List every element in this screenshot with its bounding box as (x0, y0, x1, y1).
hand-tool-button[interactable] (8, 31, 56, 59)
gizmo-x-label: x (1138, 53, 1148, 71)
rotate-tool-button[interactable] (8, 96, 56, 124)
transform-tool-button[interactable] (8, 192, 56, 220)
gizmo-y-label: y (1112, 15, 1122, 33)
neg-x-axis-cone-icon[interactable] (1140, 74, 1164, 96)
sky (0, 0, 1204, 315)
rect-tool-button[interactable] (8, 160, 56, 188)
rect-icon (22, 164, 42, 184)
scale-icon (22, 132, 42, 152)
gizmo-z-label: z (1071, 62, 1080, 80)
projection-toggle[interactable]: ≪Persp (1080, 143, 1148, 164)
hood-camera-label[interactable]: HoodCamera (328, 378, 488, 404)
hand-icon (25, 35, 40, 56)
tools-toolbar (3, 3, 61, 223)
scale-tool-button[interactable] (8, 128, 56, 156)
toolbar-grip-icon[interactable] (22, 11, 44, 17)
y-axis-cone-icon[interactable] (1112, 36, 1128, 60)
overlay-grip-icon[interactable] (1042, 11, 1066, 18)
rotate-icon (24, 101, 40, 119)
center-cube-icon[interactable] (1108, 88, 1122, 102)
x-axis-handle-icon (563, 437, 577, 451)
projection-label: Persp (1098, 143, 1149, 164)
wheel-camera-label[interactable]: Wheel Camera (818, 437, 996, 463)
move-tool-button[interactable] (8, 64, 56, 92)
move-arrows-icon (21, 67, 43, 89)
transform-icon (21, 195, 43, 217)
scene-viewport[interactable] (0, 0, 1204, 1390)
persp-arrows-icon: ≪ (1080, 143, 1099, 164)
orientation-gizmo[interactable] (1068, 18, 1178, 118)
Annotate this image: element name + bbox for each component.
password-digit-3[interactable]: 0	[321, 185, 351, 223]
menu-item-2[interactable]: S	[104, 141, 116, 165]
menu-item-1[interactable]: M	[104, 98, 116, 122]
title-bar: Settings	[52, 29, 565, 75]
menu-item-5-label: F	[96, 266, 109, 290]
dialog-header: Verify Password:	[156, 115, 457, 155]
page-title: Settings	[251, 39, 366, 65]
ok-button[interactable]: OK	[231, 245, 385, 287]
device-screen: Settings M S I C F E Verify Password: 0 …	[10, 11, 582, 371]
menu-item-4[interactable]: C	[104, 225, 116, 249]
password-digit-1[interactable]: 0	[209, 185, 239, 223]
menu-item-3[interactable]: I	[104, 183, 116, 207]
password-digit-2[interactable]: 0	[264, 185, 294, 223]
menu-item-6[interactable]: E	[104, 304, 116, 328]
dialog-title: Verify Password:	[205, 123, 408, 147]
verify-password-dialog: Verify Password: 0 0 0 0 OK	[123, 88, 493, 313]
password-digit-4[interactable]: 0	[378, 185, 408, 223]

_ _ _ _ _ _ _

• Task description: Reproduce the material above as a numbered list, starting with its first line and ending with the line that contains "tools-toolbar (3, 3, 61, 223)", including both of those lines and leaving out any blank lines.

• Task result:
1. List every element in this screenshot with its bounding box as (x0, y0, x1, y1).
2. hand-tool-button[interactable] (8, 31, 56, 59)
3. gizmo-x-label: x (1138, 53, 1148, 71)
4. rotate-tool-button[interactable] (8, 96, 56, 124)
5. transform-tool-button[interactable] (8, 192, 56, 220)
6. gizmo-y-label: y (1112, 15, 1122, 33)
7. neg-x-axis-cone-icon[interactable] (1140, 74, 1164, 96)
8. sky (0, 0, 1204, 315)
9. rect-tool-button[interactable] (8, 160, 56, 188)
10. rect-icon (22, 164, 42, 184)
11. scale-icon (22, 132, 42, 152)
12. gizmo-z-label: z (1071, 62, 1080, 80)
13. projection-toggle[interactable]: ≪Persp (1080, 143, 1148, 164)
14. hood-camera-label[interactable]: HoodCamera (328, 378, 488, 404)
15. hand-icon (25, 35, 40, 56)
16. tools-toolbar (3, 3, 61, 223)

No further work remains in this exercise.